_EXERCISE OBJECTIVE_. Look through the records that follow. Copy every line containing the word "تجارا".

_DATASET ENTRIES_.
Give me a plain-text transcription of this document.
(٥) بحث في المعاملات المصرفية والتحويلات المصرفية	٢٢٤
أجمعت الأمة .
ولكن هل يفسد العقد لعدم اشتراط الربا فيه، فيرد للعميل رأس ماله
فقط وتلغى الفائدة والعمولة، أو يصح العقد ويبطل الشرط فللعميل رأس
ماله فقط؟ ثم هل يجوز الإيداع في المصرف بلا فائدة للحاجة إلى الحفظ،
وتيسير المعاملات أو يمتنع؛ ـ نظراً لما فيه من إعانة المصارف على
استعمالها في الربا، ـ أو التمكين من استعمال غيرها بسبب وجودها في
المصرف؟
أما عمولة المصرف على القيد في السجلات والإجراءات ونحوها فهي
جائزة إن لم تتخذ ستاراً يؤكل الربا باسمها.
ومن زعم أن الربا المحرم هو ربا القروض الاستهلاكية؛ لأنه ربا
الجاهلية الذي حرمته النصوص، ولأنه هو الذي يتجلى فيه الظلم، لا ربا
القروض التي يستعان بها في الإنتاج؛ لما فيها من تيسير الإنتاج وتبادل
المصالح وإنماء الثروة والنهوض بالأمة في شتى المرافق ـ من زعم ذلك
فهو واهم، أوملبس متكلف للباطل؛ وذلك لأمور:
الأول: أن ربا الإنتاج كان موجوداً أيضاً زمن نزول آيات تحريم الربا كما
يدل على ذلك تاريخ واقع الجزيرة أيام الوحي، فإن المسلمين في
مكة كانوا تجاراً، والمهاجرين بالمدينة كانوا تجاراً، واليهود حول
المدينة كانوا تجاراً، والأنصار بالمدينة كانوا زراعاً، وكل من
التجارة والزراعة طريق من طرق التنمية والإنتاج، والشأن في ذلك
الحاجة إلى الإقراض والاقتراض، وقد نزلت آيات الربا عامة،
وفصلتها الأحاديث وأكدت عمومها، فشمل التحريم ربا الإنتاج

_SOLUTION_.
مكة كانوا تجاراً، والمهاجرين بالمدينة كانوا تجاراً، واليهود حول
المدينة كانوا تجاراً، والأنصار بالمدينة كانوا زراعاً، وكل من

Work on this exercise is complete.